-- Begin --
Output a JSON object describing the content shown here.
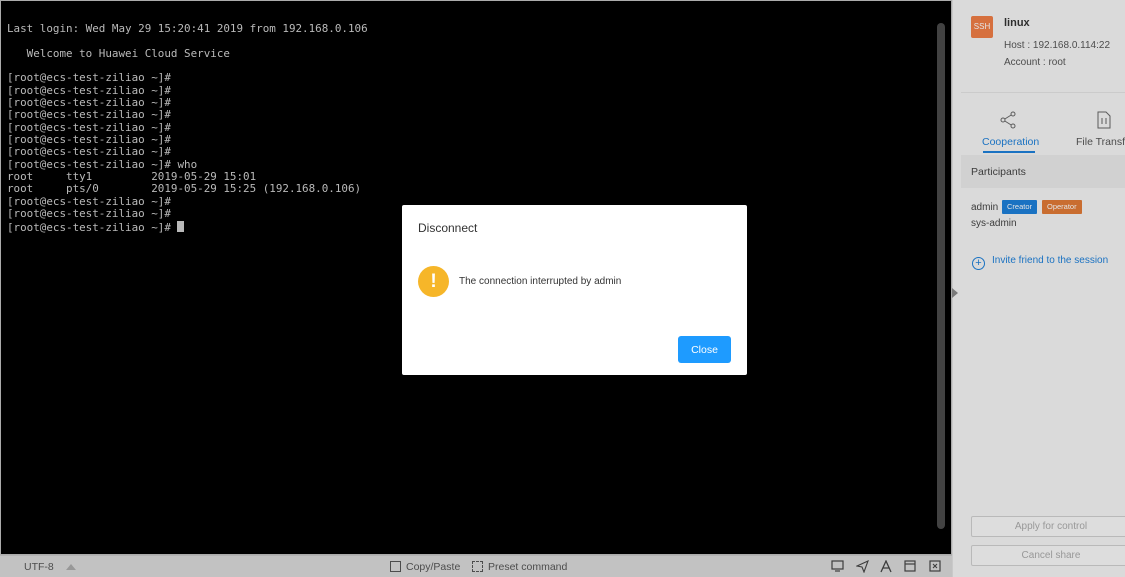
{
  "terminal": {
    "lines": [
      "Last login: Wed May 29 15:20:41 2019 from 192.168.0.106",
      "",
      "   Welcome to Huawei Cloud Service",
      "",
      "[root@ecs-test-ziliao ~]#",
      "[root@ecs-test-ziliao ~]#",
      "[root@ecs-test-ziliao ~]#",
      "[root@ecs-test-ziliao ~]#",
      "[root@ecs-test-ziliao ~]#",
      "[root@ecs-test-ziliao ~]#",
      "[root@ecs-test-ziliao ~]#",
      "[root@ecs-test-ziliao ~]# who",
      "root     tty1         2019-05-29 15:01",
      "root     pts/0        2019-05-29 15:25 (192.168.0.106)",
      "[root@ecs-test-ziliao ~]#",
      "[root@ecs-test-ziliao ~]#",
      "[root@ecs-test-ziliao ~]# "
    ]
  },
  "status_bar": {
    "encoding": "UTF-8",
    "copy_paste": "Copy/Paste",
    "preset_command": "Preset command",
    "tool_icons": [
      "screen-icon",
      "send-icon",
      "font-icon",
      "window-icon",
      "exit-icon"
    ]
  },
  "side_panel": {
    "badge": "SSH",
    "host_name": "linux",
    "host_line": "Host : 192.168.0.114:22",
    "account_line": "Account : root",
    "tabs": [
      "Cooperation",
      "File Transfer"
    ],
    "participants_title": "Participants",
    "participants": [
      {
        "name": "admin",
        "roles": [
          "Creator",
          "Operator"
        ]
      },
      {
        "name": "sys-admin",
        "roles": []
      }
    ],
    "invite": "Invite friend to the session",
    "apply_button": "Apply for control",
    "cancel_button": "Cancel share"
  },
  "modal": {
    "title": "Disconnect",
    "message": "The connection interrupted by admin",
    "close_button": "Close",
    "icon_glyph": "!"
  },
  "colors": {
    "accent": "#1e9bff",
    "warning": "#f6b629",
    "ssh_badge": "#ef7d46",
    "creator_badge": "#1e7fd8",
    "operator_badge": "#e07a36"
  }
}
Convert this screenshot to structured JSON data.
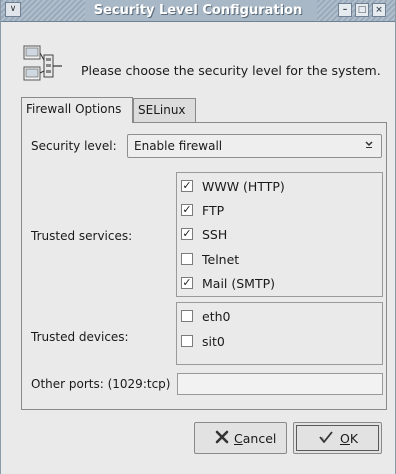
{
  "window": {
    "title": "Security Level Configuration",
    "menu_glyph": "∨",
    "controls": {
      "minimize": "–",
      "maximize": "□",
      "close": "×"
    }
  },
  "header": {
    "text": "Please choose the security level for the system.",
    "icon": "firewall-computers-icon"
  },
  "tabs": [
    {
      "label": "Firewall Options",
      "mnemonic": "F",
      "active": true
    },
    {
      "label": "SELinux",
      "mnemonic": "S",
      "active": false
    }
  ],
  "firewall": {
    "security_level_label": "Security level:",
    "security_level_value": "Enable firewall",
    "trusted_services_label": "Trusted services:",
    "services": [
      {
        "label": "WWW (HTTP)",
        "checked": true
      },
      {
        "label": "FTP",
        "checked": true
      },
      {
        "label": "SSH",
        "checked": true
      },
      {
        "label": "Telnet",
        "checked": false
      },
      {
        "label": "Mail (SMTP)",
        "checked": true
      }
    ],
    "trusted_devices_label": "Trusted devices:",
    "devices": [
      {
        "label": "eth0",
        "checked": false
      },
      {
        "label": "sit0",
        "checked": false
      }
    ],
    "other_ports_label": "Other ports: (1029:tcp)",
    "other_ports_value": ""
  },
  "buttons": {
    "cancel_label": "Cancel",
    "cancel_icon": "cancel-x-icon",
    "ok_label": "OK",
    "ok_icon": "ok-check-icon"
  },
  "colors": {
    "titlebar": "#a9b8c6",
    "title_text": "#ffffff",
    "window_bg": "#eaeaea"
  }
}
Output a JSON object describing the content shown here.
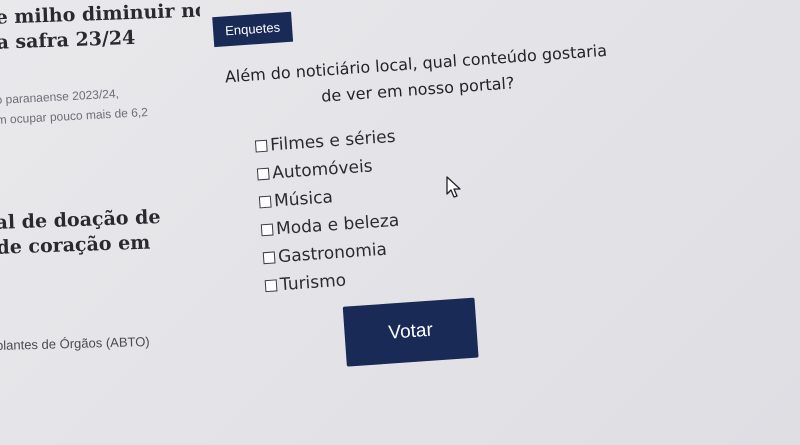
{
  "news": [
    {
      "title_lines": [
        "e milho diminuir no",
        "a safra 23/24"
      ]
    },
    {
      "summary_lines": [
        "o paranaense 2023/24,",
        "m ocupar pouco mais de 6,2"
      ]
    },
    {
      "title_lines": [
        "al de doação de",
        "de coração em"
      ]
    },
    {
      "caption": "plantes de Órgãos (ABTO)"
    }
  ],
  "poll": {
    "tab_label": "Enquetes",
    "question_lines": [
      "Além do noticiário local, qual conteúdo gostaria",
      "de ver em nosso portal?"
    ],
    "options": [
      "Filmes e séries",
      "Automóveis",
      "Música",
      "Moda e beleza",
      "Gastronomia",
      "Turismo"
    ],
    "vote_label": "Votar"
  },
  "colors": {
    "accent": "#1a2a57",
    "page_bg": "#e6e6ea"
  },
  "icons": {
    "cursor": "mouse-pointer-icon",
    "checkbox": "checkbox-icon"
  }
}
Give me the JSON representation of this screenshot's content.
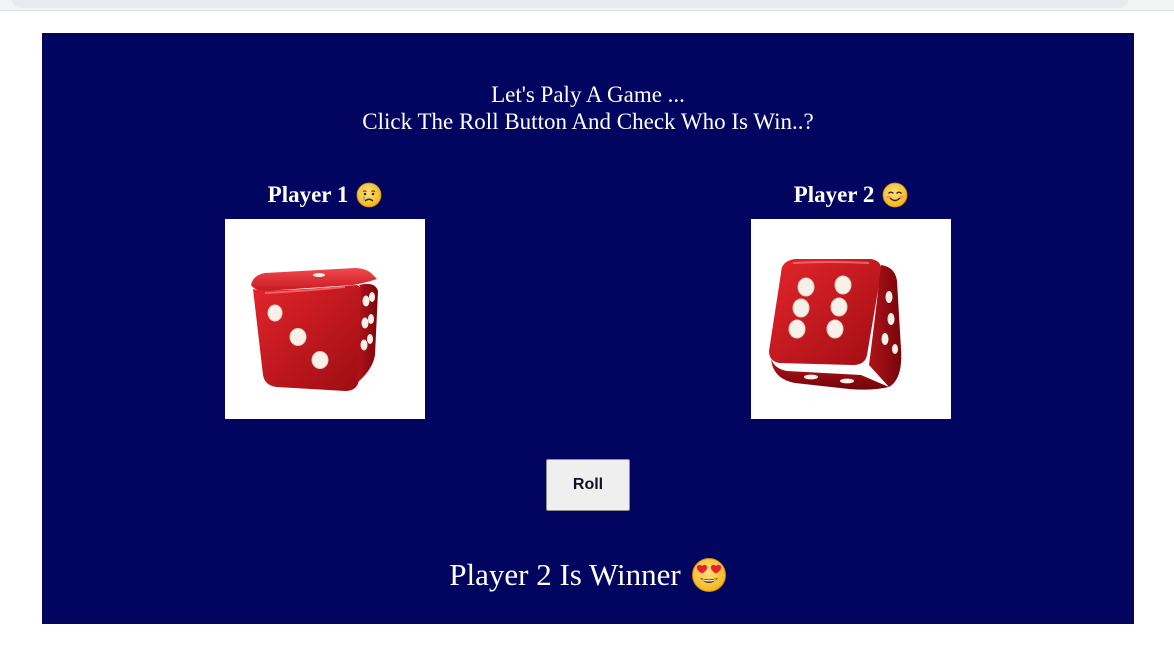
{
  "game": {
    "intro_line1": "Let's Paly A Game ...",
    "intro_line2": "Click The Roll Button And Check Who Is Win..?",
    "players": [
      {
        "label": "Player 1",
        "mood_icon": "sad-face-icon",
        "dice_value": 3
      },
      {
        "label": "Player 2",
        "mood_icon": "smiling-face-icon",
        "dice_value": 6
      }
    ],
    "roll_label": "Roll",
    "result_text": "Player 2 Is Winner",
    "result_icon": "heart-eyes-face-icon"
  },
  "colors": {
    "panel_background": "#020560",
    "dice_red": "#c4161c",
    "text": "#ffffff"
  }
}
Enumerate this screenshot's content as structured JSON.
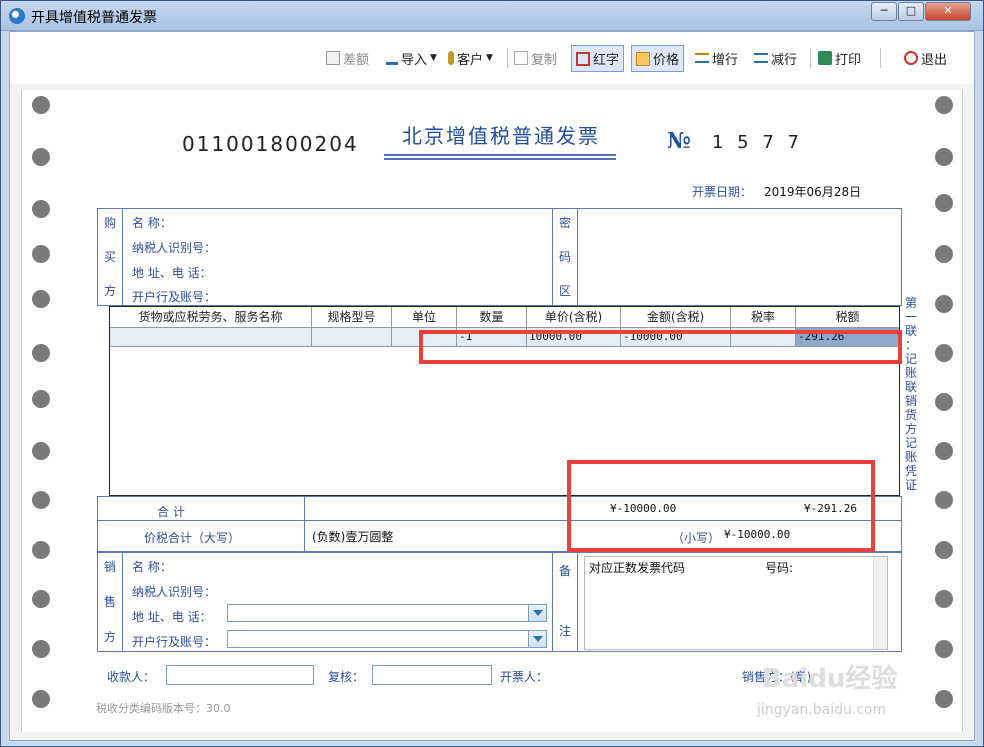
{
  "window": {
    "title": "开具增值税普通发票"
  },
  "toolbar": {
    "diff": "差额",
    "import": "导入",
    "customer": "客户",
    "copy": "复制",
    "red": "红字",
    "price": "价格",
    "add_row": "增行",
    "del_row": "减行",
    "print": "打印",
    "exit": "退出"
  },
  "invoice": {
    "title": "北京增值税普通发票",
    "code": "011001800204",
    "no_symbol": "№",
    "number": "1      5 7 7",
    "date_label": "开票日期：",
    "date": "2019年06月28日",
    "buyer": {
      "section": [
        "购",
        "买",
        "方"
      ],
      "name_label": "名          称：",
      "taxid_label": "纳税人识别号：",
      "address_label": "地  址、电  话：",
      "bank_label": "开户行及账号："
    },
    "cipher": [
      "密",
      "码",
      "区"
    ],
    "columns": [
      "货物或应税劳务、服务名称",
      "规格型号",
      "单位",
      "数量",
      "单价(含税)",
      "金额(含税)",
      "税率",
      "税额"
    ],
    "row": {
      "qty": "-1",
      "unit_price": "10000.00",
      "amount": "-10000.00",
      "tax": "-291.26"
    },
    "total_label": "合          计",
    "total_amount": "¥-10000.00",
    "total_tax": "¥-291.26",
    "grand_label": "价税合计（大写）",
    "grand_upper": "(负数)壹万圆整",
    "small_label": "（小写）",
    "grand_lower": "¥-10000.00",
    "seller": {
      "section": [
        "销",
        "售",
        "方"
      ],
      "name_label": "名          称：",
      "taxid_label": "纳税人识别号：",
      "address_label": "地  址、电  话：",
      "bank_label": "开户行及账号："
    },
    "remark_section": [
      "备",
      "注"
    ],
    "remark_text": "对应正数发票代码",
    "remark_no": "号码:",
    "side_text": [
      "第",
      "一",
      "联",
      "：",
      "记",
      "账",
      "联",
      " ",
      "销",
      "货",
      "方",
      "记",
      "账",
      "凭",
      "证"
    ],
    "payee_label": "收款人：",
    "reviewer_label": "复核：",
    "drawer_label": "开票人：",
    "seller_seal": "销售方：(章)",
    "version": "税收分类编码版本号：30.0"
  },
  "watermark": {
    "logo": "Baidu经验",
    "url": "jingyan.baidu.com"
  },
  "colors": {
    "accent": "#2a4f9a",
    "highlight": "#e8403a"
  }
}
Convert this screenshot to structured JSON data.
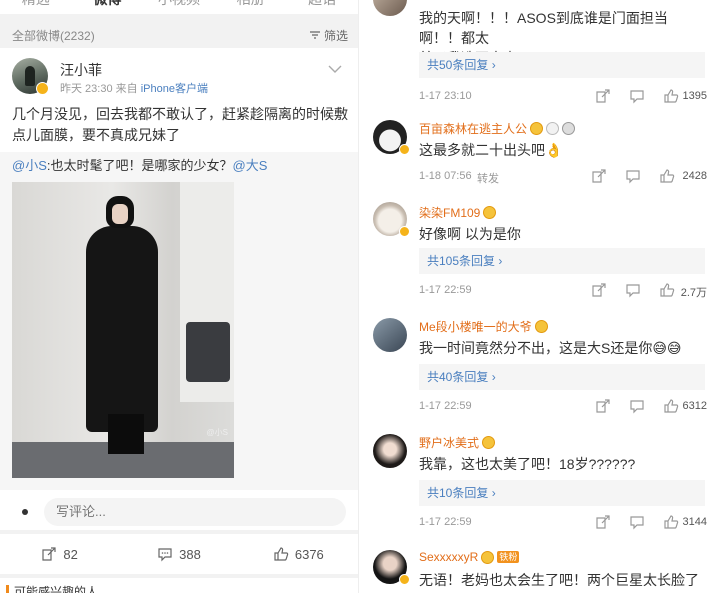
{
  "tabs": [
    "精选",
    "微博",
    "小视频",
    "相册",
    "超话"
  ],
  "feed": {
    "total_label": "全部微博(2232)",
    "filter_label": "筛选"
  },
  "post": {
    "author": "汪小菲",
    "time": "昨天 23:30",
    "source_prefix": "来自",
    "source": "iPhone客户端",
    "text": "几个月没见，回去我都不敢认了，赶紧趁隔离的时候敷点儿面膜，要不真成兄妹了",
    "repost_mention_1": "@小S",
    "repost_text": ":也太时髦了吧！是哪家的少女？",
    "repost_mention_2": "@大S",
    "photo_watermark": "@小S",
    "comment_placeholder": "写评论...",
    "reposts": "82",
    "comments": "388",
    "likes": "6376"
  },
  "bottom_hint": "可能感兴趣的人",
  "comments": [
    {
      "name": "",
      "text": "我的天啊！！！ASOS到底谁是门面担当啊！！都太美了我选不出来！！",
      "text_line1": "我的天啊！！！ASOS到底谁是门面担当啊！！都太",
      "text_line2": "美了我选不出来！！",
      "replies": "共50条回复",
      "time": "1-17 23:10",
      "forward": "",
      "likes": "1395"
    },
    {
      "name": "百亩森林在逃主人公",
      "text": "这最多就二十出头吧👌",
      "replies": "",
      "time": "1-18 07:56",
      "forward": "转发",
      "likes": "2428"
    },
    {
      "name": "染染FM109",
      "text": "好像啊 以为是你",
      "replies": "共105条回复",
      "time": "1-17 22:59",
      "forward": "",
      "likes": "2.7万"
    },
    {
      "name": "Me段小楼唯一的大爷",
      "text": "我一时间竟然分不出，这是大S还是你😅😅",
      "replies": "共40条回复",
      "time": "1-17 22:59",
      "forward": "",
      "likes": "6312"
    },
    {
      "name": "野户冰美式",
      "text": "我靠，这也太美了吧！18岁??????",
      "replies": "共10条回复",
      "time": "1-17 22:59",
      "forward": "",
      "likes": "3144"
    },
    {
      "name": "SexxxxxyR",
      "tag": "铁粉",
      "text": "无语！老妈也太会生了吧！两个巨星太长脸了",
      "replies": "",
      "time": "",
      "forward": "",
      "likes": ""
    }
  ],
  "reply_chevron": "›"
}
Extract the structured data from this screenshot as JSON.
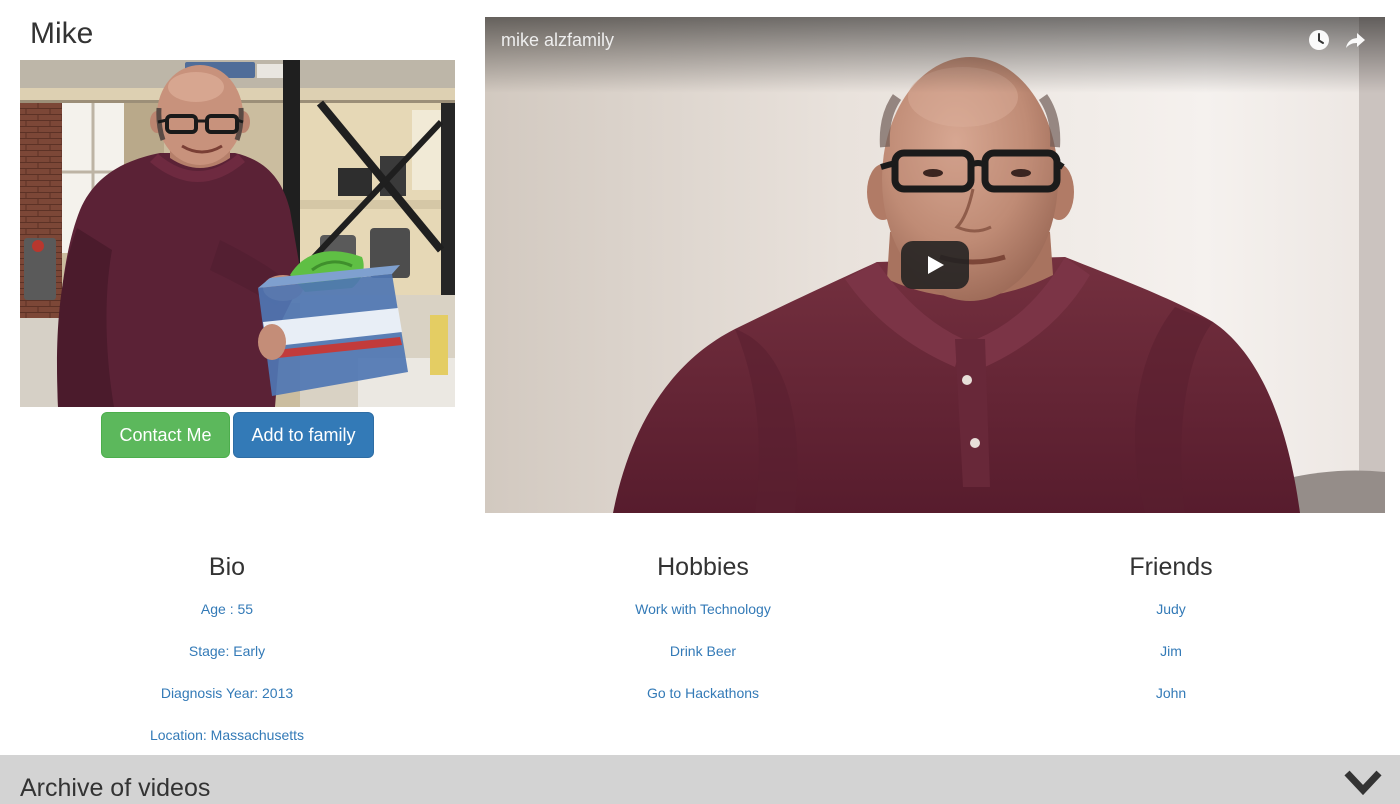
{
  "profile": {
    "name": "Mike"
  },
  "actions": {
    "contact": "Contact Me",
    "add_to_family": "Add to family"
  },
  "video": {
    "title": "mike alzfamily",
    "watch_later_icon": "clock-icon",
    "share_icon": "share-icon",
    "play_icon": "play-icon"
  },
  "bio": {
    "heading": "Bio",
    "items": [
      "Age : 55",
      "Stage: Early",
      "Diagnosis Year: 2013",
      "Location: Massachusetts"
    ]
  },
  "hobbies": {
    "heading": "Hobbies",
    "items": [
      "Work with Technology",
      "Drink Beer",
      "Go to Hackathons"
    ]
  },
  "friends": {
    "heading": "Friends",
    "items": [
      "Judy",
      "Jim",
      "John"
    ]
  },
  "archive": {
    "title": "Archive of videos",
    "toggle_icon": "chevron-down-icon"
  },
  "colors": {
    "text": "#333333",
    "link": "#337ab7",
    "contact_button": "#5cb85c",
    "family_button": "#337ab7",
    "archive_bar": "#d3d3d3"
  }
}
-- End --
▶ [Instructions to follow] Pictures are to be left out; otherwise, copy exactly each line from the one containing "Extract the structured" through the last line of the listing.

▶ [Solution to this problem]
Extract the structured data from this screenshot as JSON.
{
  "profile": {
    "name": "Mike"
  },
  "actions": {
    "contact": "Contact Me",
    "add_to_family": "Add to family"
  },
  "video": {
    "title": "mike alzfamily",
    "watch_later_icon": "clock-icon",
    "share_icon": "share-icon",
    "play_icon": "play-icon"
  },
  "bio": {
    "heading": "Bio",
    "items": [
      "Age : 55",
      "Stage: Early",
      "Diagnosis Year: 2013",
      "Location: Massachusetts"
    ]
  },
  "hobbies": {
    "heading": "Hobbies",
    "items": [
      "Work with Technology",
      "Drink Beer",
      "Go to Hackathons"
    ]
  },
  "friends": {
    "heading": "Friends",
    "items": [
      "Judy",
      "Jim",
      "John"
    ]
  },
  "archive": {
    "title": "Archive of videos",
    "toggle_icon": "chevron-down-icon"
  },
  "colors": {
    "text": "#333333",
    "link": "#337ab7",
    "contact_button": "#5cb85c",
    "family_button": "#337ab7",
    "archive_bar": "#d3d3d3"
  }
}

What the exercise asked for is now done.